WORK REQUIRED: Give back the full material, exactly as it reads.

+++ DATA TO USE +++

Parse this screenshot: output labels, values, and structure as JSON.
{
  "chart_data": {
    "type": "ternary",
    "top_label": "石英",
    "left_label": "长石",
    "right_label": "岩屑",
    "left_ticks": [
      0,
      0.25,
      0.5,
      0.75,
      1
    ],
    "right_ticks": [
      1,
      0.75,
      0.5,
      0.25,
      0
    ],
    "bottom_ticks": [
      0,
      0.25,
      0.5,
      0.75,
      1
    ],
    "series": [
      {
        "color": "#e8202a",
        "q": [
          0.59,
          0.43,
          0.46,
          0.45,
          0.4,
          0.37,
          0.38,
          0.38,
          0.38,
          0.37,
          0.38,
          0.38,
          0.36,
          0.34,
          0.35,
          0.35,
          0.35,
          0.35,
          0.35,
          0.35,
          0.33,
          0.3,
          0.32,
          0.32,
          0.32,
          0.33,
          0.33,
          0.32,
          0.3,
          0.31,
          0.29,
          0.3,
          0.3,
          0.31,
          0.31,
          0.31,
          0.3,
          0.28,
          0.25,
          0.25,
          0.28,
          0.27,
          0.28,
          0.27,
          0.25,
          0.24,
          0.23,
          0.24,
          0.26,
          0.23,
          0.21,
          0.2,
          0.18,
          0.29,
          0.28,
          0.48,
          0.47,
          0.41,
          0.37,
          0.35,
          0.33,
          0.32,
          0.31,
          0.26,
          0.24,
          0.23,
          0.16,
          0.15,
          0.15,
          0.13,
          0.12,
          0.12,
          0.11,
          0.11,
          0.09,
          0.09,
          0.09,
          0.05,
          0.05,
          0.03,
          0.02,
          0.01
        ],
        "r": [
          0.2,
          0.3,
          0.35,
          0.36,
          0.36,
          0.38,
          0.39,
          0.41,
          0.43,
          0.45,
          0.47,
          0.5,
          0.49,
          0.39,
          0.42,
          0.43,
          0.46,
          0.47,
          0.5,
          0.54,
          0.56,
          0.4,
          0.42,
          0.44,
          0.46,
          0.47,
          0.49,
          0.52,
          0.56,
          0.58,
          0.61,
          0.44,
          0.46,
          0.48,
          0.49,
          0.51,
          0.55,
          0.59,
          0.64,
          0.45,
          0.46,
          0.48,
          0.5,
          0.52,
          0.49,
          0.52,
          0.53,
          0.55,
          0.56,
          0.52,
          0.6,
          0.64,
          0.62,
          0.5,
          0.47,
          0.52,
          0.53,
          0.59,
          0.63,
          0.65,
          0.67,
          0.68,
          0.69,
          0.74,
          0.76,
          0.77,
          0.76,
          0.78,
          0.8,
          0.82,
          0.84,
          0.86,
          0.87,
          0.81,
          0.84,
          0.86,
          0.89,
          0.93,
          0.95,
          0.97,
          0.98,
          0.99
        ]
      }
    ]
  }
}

+++

SOLUTION TO THE EXERCISE:
Parse this screenshot: output labels, values, and structure as JSON.
{
  "chart_data": {
    "type": "ternary",
    "top_label": "石英",
    "left_label": "长石",
    "right_label": "岩屑",
    "left_ticks": [
      0,
      0.25,
      0.5,
      0.75,
      1
    ],
    "right_ticks": [
      1,
      0.75,
      0.5,
      0.25,
      0
    ],
    "bottom_ticks": [
      0,
      0.25,
      0.5,
      0.75,
      1
    ],
    "series": [
      {
        "color": "#e8202a",
        "q": [
          0.59,
          0.43,
          0.46,
          0.45,
          0.4,
          0.37,
          0.38,
          0.38,
          0.38,
          0.37,
          0.38,
          0.38,
          0.36,
          0.34,
          0.35,
          0.35,
          0.35,
          0.35,
          0.35,
          0.35,
          0.33,
          0.3,
          0.32,
          0.32,
          0.32,
          0.33,
          0.33,
          0.32,
          0.3,
          0.31,
          0.29,
          0.3,
          0.3,
          0.31,
          0.31,
          0.31,
          0.3,
          0.28,
          0.25,
          0.25,
          0.28,
          0.27,
          0.28,
          0.27,
          0.25,
          0.24,
          0.23,
          0.24,
          0.26,
          0.23,
          0.21,
          0.2,
          0.18,
          0.29,
          0.28,
          0.48,
          0.47,
          0.41,
          0.37,
          0.35,
          0.33,
          0.32,
          0.31,
          0.26,
          0.24,
          0.23,
          0.16,
          0.15,
          0.15,
          0.13,
          0.12,
          0.12,
          0.11,
          0.11,
          0.09,
          0.09,
          0.09,
          0.05,
          0.05,
          0.03,
          0.02,
          0.01
        ],
        "r": [
          0.2,
          0.3,
          0.35,
          0.36,
          0.36,
          0.38,
          0.39,
          0.41,
          0.43,
          0.45,
          0.47,
          0.5,
          0.49,
          0.39,
          0.42,
          0.43,
          0.46,
          0.47,
          0.5,
          0.54,
          0.56,
          0.4,
          0.42,
          0.44,
          0.46,
          0.47,
          0.49,
          0.52,
          0.56,
          0.58,
          0.61,
          0.44,
          0.46,
          0.48,
          0.49,
          0.51,
          0.55,
          0.59,
          0.64,
          0.45,
          0.46,
          0.48,
          0.5,
          0.52,
          0.49,
          0.52,
          0.53,
          0.55,
          0.56,
          0.52,
          0.6,
          0.64,
          0.62,
          0.5,
          0.47,
          0.52,
          0.53,
          0.59,
          0.63,
          0.65,
          0.67,
          0.68,
          0.69,
          0.74,
          0.76,
          0.77,
          0.76,
          0.78,
          0.8,
          0.82,
          0.84,
          0.86,
          0.87,
          0.81,
          0.84,
          0.86,
          0.89,
          0.93,
          0.95,
          0.97,
          0.98,
          0.99
        ]
      }
    ]
  }
}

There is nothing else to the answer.